* WHAT YOU HAVE TO DO:
Copy every record below, exactly as written.

* INFORMATION SHOWN:
--- BEGIN ---

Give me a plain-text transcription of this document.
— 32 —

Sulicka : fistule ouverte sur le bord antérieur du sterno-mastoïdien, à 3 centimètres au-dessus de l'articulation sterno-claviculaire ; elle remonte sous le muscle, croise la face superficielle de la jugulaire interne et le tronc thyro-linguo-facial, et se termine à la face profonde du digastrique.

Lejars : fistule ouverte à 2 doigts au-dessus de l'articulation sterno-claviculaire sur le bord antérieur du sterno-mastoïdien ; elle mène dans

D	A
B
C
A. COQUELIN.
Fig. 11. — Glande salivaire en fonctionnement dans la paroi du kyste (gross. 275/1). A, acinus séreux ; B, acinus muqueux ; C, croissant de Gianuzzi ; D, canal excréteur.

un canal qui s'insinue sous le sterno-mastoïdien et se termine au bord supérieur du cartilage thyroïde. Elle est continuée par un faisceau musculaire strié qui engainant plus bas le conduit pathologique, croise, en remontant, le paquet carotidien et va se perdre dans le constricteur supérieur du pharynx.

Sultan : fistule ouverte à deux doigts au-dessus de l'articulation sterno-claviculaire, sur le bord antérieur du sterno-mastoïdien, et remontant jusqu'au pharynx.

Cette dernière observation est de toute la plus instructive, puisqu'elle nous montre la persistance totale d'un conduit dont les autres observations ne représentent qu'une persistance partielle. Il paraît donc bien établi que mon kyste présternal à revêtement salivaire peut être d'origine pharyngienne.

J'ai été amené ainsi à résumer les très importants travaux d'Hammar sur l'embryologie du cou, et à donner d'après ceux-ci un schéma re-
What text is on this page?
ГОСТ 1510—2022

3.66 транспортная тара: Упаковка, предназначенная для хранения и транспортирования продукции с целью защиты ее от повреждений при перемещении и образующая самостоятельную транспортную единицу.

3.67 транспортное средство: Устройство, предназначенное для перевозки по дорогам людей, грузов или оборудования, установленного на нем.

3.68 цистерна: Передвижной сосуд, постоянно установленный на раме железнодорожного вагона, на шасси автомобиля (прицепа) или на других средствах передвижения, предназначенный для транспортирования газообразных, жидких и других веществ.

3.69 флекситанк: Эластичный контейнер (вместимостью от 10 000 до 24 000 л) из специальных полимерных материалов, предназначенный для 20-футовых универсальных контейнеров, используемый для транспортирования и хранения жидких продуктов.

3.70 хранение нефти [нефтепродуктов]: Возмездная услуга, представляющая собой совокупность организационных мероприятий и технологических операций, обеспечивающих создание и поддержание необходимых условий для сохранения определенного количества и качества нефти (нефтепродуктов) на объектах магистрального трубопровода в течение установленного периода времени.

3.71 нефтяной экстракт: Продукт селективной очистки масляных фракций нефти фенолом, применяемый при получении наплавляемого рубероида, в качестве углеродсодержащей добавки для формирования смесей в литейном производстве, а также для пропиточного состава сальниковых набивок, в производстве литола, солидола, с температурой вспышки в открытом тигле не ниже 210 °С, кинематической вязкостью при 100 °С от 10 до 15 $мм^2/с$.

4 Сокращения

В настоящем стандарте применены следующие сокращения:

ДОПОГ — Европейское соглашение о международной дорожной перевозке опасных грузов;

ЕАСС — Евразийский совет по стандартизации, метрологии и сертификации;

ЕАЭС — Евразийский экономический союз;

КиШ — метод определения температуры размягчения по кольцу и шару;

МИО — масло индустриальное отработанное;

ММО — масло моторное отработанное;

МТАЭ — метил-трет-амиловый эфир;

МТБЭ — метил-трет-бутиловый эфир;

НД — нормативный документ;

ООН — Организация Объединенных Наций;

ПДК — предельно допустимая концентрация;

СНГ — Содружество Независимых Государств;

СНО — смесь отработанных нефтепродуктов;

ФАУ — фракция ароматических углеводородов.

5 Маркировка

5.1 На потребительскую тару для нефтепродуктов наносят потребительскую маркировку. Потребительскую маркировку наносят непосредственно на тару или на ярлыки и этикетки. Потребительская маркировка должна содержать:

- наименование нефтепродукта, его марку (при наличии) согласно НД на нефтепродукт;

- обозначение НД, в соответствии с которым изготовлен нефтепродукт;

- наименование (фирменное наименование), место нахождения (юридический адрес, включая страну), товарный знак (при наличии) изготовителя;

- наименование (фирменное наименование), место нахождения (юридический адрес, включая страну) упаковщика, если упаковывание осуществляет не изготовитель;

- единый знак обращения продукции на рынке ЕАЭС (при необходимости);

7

--- END ---

* PROBLEM SOLUTION:
Give me a plain-text transcription of this document.
— 32 —

Sulicka : fistule ouverte sur le bord antérieur du sterno-mastoïdien, à 3 centimètres au-dessus de l'articulation sterno-claviculaire ; elle remonte sous le muscle, croise la face superficielle de la jugulaire interne et le tronc thyro-linguo-facial, et se termine à la face profonde du digastrique.

Lejars : fistule ouverte à 2 doigts au-dessus de l'articulation sterno-claviculaire sur le bord antérieur du sterno-mastoïdien ; elle mène dans

D	A
B
C
A. COQUELIN.
Fig. 11. — Glande salivaire en fonctionnement dans la paroi du kyste (gross. 275/1). A, acinus séreux ; B, acinus muqueux ; C, croissant de Gianuzzi ; D, canal excréteur.

un canal qui s'insinue sous le sterno-mastoïdien et se termine au bord supérieur du cartilage thyroïde. Elle est continuée par un faisceau musculaire strié qui engainant plus bas le conduit pathologique, croise, en remontant, le paquet carotidien et va se perdre dans le constricteur supérieur du pharynx.

Sultan : fistule ouverte à deux doigts au-dessus de l'articulation sterno-claviculaire, sur le bord antérieur du sterno-mastoïdien, et remontant jusqu'au pharynx.

Cette dernière observation est de toute la plus instructive, puisqu'elle nous montre la persistance totale d'un conduit dont les autres observations ne représentent qu'une persistance partielle. Il paraît donc bien établi que mon kyste présternal à revêtement salivaire peut être d'origine pharyngienne.

J'ai été amené ainsi à résumer les très importants travaux d'Hammar sur l'embryologie du cou, et à donner d'après ceux-ci un schéma re-
What text is on this page?
ГОСТ 1510—2022

3.66 транспортная тара: Упаковка, предназначенная для хранения и транспортирования продукции с целью защиты ее от повреждений при перемещении и образующая самостоятельную транспортную единицу.

3.67 транспортное средство: Устройство, предназначенное для перевозки по дорогам людей, грузов или оборудования, установленного на нем.

3.68 цистерна: Передвижной сосуд, постоянно установленный на раме железнодорожного вагона, на шасси автомобиля (прицепа) или на других средствах передвижения, предназначенный для транспортирования газообразных, жидких и других веществ.

3.69 флекситанк: Эластичный контейнер (вместимостью от 10 000 до 24 000 л) из специальных полимерных материалов, предназначенный для 20-футовых универсальных контейнеров, используемый для транспортирования и хранения жидких продуктов.

3.70 хранение нефти [нефтепродуктов]: Возмездная услуга, представляющая собой совокупность организационных мероприятий и технологических операций, обеспечивающих создание и поддержание необходимых условий для сохранения определенного количества и качества нефти (нефтепродуктов) на объектах магистрального трубопровода в течение установленного периода времени.

3.71 нефтяной экстракт: Продукт селективной очистки масляных фракций нефти фенолом, применяемый при получении наплавляемого рубероида, в качестве углеродсодержащей добавки для формирования смесей в литейном производстве, а также для пропиточного состава сальниковых набивок, в производстве литола, солидола, с температурой вспышки в открытом тигле не ниже 210 °С, кинематической вязкостью при 100 °С от 10 до 15 $мм^2/с$.

4 Сокращения

В настоящем стандарте применены следующие сокращения:

ДОПОГ — Европейское соглашение о международной дорожной перевозке опасных грузов;

ЕАСС — Евразийский совет по стандартизации, метрологии и сертификации;

ЕАЭС — Евразийский экономический союз;

КиШ — метод определения температуры размягчения по кольцу и шару;

МИО — масло индустриальное отработанное;

ММО — масло моторное отработанное;

МТАЭ — метил-трет-амиловый эфир;

МТБЭ — метил-трет-бутиловый эфир;

НД — нормативный документ;

ООН — Организация Объединенных Наций;

ПДК — предельно допустимая концентрация;

СНГ — Содружество Независимых Государств;

СНО — смесь отработанных нефтепродуктов;

ФАУ — фракция ароматических углеводородов.

5 Маркировка

5.1 На потребительскую тару для нефтепродуктов наносят потребительскую маркировку. Потребительскую маркировку наносят непосредственно на тару или на ярлыки и этикетки. Потребительская маркировка должна содержать:

- наименование нефтепродукта, его марку (при наличии) согласно НД на нефтепродукт;

- обозначение НД, в соответствии с которым изготовлен нефтепродукт;

- наименование (фирменное наименование), место нахождения (юридический адрес, включая страну), товарный знак (при наличии) изготовителя;

- наименование (фирменное наименование), место нахождения (юридический адрес, включая страну) упаковщика, если упаковывание осуществляет не изготовитель;

- единый знак обращения продукции на рынке ЕАЭС (при необходимости);

7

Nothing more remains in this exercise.